# [PROBLEM STATEMENT]
Show all lines from the data that include the word "trước".

# [Collected data]
>> Start

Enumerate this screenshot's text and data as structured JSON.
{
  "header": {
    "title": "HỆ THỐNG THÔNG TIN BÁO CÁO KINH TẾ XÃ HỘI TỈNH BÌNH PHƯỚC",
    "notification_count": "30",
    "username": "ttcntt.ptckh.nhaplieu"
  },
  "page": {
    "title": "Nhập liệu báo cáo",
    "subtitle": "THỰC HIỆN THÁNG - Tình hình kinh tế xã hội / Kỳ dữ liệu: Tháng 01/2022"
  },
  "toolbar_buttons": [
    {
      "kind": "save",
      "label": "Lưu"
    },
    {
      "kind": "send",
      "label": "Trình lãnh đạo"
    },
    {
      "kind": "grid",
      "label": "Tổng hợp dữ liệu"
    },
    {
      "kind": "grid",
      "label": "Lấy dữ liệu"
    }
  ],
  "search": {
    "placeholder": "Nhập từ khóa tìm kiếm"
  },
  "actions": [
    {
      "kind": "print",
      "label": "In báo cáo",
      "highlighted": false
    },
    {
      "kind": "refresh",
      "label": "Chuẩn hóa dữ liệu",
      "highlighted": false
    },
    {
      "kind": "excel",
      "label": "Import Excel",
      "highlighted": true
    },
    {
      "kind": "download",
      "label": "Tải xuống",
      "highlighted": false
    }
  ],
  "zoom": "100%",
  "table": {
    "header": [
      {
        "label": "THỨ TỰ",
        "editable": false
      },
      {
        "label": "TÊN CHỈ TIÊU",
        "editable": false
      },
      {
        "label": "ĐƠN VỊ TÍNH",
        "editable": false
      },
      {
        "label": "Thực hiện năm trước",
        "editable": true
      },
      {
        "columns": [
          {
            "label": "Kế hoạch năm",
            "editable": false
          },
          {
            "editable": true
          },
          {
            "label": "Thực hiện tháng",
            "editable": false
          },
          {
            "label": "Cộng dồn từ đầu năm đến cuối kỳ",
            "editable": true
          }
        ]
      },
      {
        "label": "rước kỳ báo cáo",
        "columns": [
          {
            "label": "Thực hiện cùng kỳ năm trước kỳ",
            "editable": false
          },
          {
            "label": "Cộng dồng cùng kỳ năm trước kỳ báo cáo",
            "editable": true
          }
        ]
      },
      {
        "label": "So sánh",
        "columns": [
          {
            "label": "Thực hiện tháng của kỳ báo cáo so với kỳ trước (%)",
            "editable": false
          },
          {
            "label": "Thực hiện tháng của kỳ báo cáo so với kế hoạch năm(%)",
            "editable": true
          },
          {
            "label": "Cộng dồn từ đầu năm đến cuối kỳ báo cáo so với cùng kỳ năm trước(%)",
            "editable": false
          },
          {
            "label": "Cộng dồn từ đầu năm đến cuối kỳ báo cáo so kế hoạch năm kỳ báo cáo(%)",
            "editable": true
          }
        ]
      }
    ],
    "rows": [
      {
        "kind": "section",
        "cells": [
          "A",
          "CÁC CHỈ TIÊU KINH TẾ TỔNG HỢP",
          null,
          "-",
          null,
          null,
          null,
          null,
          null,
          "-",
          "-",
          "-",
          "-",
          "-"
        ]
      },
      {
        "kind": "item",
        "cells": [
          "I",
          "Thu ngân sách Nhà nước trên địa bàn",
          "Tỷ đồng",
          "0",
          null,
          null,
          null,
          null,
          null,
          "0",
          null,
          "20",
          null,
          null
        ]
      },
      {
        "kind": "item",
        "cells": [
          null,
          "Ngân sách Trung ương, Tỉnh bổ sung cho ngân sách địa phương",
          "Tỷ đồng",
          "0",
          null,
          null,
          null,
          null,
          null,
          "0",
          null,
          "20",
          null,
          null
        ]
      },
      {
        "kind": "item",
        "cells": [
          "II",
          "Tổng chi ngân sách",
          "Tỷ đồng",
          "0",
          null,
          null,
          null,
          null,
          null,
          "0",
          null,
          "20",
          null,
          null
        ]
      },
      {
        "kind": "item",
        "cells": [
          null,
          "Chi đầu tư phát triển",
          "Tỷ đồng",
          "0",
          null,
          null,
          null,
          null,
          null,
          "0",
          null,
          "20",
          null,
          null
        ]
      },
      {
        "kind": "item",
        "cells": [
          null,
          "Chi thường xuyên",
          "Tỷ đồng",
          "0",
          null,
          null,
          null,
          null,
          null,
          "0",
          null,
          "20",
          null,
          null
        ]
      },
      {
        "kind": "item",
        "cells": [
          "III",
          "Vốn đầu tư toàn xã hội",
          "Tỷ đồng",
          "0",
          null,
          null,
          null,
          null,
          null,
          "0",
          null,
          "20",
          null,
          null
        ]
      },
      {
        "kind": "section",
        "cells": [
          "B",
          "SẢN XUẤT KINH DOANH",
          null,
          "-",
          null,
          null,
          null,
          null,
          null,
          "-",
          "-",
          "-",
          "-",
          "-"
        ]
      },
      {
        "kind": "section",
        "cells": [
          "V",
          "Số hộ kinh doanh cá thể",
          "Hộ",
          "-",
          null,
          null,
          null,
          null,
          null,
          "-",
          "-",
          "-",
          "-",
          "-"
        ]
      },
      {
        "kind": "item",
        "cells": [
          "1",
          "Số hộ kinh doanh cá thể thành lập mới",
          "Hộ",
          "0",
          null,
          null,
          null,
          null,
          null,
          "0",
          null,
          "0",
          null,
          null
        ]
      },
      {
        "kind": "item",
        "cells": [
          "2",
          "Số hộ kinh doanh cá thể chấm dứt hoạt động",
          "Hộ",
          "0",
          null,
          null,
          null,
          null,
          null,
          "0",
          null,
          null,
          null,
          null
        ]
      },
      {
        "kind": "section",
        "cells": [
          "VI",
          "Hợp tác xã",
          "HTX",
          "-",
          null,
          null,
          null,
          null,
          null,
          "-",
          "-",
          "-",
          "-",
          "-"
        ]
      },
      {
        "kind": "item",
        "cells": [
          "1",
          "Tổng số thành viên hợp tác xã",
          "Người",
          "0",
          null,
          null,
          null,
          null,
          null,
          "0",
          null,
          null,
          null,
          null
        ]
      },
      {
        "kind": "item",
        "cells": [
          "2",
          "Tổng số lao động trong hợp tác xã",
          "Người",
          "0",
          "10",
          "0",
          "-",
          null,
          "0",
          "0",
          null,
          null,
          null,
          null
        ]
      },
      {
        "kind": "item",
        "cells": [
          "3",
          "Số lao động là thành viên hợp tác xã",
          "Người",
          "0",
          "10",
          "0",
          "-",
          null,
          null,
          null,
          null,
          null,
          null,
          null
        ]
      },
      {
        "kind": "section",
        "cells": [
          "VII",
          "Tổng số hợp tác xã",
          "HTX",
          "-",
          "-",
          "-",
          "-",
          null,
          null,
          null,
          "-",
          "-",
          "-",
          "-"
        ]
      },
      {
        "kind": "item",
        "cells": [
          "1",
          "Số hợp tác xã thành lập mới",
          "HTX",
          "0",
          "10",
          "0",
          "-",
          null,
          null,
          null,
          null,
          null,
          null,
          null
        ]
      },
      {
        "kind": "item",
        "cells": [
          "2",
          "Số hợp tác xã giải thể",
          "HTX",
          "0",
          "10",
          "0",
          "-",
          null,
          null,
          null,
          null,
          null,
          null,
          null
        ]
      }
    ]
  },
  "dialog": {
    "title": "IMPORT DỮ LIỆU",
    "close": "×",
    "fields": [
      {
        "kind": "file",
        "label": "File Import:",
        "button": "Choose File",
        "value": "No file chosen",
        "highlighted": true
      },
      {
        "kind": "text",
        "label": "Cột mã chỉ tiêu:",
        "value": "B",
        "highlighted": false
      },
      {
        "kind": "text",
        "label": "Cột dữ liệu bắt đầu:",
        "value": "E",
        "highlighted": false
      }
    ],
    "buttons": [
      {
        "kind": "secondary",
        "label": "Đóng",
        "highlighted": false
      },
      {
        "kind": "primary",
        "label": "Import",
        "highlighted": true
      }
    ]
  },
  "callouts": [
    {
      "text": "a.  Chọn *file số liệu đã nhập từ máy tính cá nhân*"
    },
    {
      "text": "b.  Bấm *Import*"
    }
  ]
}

>> End

# [SOLVED EXERCISE]
        "label": "Thực hiện năm trước",
            "label": "Thực hiện cùng kỳ năm trước kỳ",
            "label": "Cộng dồng cùng kỳ năm trước kỳ báo cáo",
            "label": "Thực hiện tháng của kỳ báo cáo so với kỳ trước (%)",
            "label": "Cộng dồn từ đầu năm đến cuối kỳ báo cáo so với cùng kỳ năm trước(%)",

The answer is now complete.